§ **Stated goal**
Could you write out the records below exactly as they appear?

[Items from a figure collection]
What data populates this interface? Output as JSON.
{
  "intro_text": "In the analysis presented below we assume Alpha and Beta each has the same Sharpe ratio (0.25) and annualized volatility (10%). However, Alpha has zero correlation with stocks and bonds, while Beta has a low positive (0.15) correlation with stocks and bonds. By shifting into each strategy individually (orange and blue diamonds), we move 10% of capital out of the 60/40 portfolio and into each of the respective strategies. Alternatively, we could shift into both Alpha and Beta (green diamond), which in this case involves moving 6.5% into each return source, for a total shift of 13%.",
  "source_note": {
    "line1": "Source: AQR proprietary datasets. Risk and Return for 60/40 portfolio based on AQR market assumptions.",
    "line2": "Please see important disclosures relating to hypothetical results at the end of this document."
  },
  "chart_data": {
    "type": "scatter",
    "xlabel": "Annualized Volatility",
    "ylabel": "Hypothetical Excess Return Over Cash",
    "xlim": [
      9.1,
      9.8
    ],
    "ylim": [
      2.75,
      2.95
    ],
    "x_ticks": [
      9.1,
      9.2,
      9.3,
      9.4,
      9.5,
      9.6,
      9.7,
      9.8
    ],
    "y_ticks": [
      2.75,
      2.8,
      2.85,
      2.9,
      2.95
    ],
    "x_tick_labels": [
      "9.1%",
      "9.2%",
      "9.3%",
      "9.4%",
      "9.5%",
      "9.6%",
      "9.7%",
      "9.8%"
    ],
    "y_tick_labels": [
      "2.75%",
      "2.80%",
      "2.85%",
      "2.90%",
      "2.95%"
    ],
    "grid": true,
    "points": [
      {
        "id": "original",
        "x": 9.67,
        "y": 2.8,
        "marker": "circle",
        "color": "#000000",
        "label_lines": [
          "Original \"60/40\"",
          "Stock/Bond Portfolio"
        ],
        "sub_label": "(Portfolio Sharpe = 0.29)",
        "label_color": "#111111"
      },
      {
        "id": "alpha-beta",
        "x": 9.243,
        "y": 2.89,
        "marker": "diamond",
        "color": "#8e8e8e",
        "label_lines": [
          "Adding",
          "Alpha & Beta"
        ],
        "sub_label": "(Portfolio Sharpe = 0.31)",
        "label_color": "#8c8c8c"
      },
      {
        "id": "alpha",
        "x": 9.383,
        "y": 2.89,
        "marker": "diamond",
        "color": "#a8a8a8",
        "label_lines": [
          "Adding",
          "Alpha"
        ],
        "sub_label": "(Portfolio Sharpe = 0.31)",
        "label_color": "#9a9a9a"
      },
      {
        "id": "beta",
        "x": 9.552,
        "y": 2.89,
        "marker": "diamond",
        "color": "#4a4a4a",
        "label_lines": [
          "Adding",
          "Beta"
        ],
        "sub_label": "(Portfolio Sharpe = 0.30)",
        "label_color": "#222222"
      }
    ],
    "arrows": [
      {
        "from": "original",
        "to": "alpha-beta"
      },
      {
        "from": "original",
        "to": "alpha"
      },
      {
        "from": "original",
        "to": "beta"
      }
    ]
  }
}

§ **Response**
What data populates this interface? Output as JSON.
{
  "intro_text": "In the analysis presented below we assume Alpha and Beta each has the same Sharpe ratio (0.25) and annualized volatility (10%). However, Alpha has zero correlation with stocks and bonds, while Beta has a low positive (0.15) correlation with stocks and bonds. By shifting into each strategy individually (orange and blue diamonds), we move 10% of capital out of the 60/40 portfolio and into each of the respective strategies. Alternatively, we could shift into both Alpha and Beta (green diamond), which in this case involves moving 6.5% into each return source, for a total shift of 13%.",
  "source_note": {
    "line1": "Source: AQR proprietary datasets. Risk and Return for 60/40 portfolio based on AQR market assumptions.",
    "line2": "Please see important disclosures relating to hypothetical results at the end of this document."
  },
  "chart_data": {
    "type": "scatter",
    "xlabel": "Annualized Volatility",
    "ylabel": "Hypothetical Excess Return Over Cash",
    "xlim": [
      9.1,
      9.8
    ],
    "ylim": [
      2.75,
      2.95
    ],
    "x_ticks": [
      9.1,
      9.2,
      9.3,
      9.4,
      9.5,
      9.6,
      9.7,
      9.8
    ],
    "y_ticks": [
      2.75,
      2.8,
      2.85,
      2.9,
      2.95
    ],
    "x_tick_labels": [
      "9.1%",
      "9.2%",
      "9.3%",
      "9.4%",
      "9.5%",
      "9.6%",
      "9.7%",
      "9.8%"
    ],
    "y_tick_labels": [
      "2.75%",
      "2.80%",
      "2.85%",
      "2.90%",
      "2.95%"
    ],
    "grid": true,
    "points": [
      {
        "id": "original",
        "x": 9.67,
        "y": 2.8,
        "marker": "circle",
        "color": "#000000",
        "label_lines": [
          "Original \"60/40\"",
          "Stock/Bond Portfolio"
        ],
        "sub_label": "(Portfolio Sharpe = 0.29)",
        "label_color": "#111111"
      },
      {
        "id": "alpha-beta",
        "x": 9.243,
        "y": 2.89,
        "marker": "diamond",
        "color": "#8e8e8e",
        "label_lines": [
          "Adding",
          "Alpha & Beta"
        ],
        "sub_label": "(Portfolio Sharpe = 0.31)",
        "label_color": "#8c8c8c"
      },
      {
        "id": "alpha",
        "x": 9.383,
        "y": 2.89,
        "marker": "diamond",
        "color": "#a8a8a8",
        "label_lines": [
          "Adding",
          "Alpha"
        ],
        "sub_label": "(Portfolio Sharpe = 0.31)",
        "label_color": "#9a9a9a"
      },
      {
        "id": "beta",
        "x": 9.552,
        "y": 2.89,
        "marker": "diamond",
        "color": "#4a4a4a",
        "label_lines": [
          "Adding",
          "Beta"
        ],
        "sub_label": "(Portfolio Sharpe = 0.30)",
        "label_color": "#222222"
      }
    ],
    "arrows": [
      {
        "from": "original",
        "to": "alpha-beta"
      },
      {
        "from": "original",
        "to": "alpha"
      },
      {
        "from": "original",
        "to": "beta"
      }
    ]
  }
}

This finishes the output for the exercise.